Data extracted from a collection
================

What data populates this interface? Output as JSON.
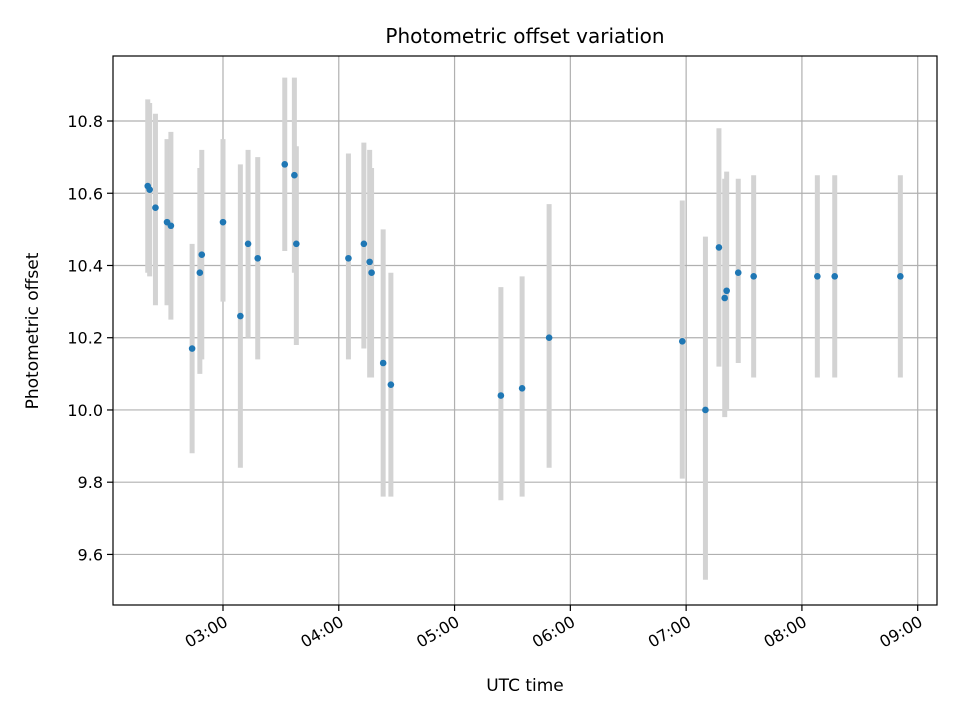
{
  "chart_data": {
    "type": "scatter",
    "title": "Photometric offset variation",
    "xlabel": "UTC time",
    "ylabel": "Photometric offset",
    "grid": true,
    "xlim": [
      "02:03",
      "09:10"
    ],
    "ylim": [
      9.46,
      10.98
    ],
    "x_ticks": [
      "03:00",
      "04:00",
      "05:00",
      "06:00",
      "07:00",
      "08:00",
      "09:00"
    ],
    "y_ticks": [
      9.6,
      9.8,
      10.0,
      10.2,
      10.4,
      10.6,
      10.8
    ],
    "y_tick_labels": [
      "9.6",
      "9.8",
      "10.0",
      "10.2",
      "10.4",
      "10.6",
      "10.8"
    ],
    "point_color": "#1f77b4",
    "errorbar_color": "#d3d3d3",
    "series": [
      {
        "points": [
          {
            "x": "02:21",
            "y": 10.62,
            "ylow": 10.38,
            "yhigh": 10.86
          },
          {
            "x": "02:22",
            "y": 10.61,
            "ylow": 10.37,
            "yhigh": 10.85
          },
          {
            "x": "02:25",
            "y": 10.56,
            "ylow": 10.29,
            "yhigh": 10.82
          },
          {
            "x": "02:31",
            "y": 10.52,
            "ylow": 10.29,
            "yhigh": 10.75
          },
          {
            "x": "02:33",
            "y": 10.51,
            "ylow": 10.25,
            "yhigh": 10.77
          },
          {
            "x": "02:44",
            "y": 10.17,
            "ylow": 9.88,
            "yhigh": 10.46
          },
          {
            "x": "02:48",
            "y": 10.38,
            "ylow": 10.1,
            "yhigh": 10.67
          },
          {
            "x": "02:49",
            "y": 10.43,
            "ylow": 10.14,
            "yhigh": 10.72
          },
          {
            "x": "03:00",
            "y": 10.52,
            "ylow": 10.3,
            "yhigh": 10.75
          },
          {
            "x": "03:09",
            "y": 10.26,
            "ylow": 9.84,
            "yhigh": 10.68
          },
          {
            "x": "03:13",
            "y": 10.46,
            "ylow": 10.2,
            "yhigh": 10.72
          },
          {
            "x": "03:18",
            "y": 10.42,
            "ylow": 10.14,
            "yhigh": 10.7
          },
          {
            "x": "03:32",
            "y": 10.68,
            "ylow": 10.44,
            "yhigh": 10.92
          },
          {
            "x": "03:37",
            "y": 10.65,
            "ylow": 10.38,
            "yhigh": 10.92
          },
          {
            "x": "03:38",
            "y": 10.46,
            "ylow": 10.18,
            "yhigh": 10.73
          },
          {
            "x": "04:05",
            "y": 10.42,
            "ylow": 10.14,
            "yhigh": 10.71
          },
          {
            "x": "04:13",
            "y": 10.46,
            "ylow": 10.17,
            "yhigh": 10.74
          },
          {
            "x": "04:16",
            "y": 10.41,
            "ylow": 10.09,
            "yhigh": 10.72
          },
          {
            "x": "04:17",
            "y": 10.38,
            "ylow": 10.09,
            "yhigh": 10.67
          },
          {
            "x": "04:23",
            "y": 10.13,
            "ylow": 9.76,
            "yhigh": 10.5
          },
          {
            "x": "04:27",
            "y": 10.07,
            "ylow": 9.76,
            "yhigh": 10.38
          },
          {
            "x": "05:24",
            "y": 10.04,
            "ylow": 9.75,
            "yhigh": 10.34
          },
          {
            "x": "05:35",
            "y": 10.06,
            "ylow": 9.76,
            "yhigh": 10.37
          },
          {
            "x": "05:49",
            "y": 10.2,
            "ylow": 9.84,
            "yhigh": 10.57
          },
          {
            "x": "06:58",
            "y": 10.19,
            "ylow": 9.81,
            "yhigh": 10.58
          },
          {
            "x": "07:10",
            "y": 10.0,
            "ylow": 9.53,
            "yhigh": 10.48
          },
          {
            "x": "07:17",
            "y": 10.45,
            "ylow": 10.12,
            "yhigh": 10.78
          },
          {
            "x": "07:20",
            "y": 10.31,
            "ylow": 9.98,
            "yhigh": 10.64
          },
          {
            "x": "07:21",
            "y": 10.33,
            "ylow": 10.0,
            "yhigh": 10.66
          },
          {
            "x": "07:27",
            "y": 10.38,
            "ylow": 10.13,
            "yhigh": 10.64
          },
          {
            "x": "07:35",
            "y": 10.37,
            "ylow": 10.09,
            "yhigh": 10.65
          },
          {
            "x": "08:08",
            "y": 10.37,
            "ylow": 10.09,
            "yhigh": 10.65
          },
          {
            "x": "08:17",
            "y": 10.37,
            "ylow": 10.09,
            "yhigh": 10.65
          },
          {
            "x": "08:51",
            "y": 10.37,
            "ylow": 10.09,
            "yhigh": 10.65
          }
        ]
      }
    ]
  }
}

================

EXERCISE REQUIREMENTS: Copy every line of the material in which the word "offset" occurs.

EXERCISE RESPONSE:
    "title": "Photometric offset variation",
    "ylabel": "Photometric offset",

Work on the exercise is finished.